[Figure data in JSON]
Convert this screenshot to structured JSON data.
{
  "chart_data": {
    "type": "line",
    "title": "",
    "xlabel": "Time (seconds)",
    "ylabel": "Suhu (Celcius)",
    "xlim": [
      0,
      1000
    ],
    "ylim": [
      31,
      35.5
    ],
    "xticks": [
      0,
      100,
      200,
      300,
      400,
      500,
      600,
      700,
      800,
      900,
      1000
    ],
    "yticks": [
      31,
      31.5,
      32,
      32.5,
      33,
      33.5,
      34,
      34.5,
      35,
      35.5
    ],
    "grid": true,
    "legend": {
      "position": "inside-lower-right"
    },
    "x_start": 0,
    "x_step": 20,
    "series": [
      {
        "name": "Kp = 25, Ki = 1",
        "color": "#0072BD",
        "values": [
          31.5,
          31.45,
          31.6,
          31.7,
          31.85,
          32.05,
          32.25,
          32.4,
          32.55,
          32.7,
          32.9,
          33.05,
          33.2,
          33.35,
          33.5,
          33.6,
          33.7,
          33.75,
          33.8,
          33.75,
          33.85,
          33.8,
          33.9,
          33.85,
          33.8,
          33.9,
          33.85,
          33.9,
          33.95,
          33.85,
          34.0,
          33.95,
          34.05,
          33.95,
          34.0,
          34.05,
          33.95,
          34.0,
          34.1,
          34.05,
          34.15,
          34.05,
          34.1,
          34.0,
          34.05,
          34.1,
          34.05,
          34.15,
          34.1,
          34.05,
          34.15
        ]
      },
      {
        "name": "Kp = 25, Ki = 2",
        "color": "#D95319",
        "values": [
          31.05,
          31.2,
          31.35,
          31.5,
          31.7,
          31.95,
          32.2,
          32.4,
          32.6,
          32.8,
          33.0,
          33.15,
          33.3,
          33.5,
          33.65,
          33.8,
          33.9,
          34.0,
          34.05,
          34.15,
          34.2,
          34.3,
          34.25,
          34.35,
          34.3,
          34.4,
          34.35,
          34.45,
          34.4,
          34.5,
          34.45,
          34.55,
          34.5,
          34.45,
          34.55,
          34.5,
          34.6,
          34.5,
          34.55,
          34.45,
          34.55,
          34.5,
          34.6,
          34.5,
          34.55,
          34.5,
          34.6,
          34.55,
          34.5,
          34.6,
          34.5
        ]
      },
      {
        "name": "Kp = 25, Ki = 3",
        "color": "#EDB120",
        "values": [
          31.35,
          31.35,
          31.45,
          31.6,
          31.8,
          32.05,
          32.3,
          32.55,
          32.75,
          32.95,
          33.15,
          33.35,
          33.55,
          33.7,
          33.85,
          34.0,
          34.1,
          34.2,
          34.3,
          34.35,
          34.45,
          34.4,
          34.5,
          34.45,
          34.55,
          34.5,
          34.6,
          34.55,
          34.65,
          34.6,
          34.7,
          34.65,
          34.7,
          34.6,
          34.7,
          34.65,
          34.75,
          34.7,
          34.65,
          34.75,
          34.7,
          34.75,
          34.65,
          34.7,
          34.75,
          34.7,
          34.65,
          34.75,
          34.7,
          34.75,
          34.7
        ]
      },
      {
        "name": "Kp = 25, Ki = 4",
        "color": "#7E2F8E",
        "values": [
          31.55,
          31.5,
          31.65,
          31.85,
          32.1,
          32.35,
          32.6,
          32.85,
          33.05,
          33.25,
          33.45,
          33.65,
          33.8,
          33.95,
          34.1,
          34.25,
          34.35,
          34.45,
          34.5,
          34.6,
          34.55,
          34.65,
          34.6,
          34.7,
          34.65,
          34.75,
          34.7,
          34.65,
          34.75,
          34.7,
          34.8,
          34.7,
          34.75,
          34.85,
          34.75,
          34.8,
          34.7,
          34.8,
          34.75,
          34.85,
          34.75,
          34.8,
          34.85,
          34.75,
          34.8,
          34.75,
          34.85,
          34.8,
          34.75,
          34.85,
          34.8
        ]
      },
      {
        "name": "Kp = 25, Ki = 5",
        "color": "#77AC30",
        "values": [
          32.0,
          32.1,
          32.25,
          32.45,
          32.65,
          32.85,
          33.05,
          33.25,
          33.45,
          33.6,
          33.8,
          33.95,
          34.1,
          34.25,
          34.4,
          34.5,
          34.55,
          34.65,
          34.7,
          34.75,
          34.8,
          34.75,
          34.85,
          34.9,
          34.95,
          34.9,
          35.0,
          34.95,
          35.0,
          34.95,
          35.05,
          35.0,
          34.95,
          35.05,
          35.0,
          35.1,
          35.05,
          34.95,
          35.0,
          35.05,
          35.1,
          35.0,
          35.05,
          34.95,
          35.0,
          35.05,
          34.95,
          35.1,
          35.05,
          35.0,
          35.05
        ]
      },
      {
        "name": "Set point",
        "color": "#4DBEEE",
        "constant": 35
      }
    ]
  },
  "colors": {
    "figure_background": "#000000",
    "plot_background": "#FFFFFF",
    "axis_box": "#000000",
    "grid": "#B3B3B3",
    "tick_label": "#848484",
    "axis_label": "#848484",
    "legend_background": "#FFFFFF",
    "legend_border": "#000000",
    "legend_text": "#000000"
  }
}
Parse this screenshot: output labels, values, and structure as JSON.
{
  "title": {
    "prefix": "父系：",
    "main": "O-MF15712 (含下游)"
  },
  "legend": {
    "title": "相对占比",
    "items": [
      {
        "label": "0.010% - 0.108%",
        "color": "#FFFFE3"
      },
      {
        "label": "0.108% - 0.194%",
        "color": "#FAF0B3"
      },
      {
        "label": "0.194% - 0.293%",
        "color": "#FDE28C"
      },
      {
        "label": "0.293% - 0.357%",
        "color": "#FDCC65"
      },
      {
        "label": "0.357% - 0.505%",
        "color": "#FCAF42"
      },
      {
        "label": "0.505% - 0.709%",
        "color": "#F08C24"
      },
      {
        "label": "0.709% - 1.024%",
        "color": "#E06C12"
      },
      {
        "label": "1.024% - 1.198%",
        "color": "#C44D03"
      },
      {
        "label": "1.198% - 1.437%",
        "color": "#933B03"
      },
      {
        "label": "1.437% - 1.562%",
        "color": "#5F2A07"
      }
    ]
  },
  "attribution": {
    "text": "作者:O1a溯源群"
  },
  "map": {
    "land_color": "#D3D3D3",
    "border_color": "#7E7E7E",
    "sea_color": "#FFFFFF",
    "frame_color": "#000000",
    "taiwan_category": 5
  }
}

● WHAT YOU WILL DO: Using the material above, gather every line that includes "FFFFFF".

● RESULT OF THE EXERCISE:
    "plot_background": "#FFFFFF",
    "legend_background": "#FFFFFF",
    "sea_color": "#FFFFFF",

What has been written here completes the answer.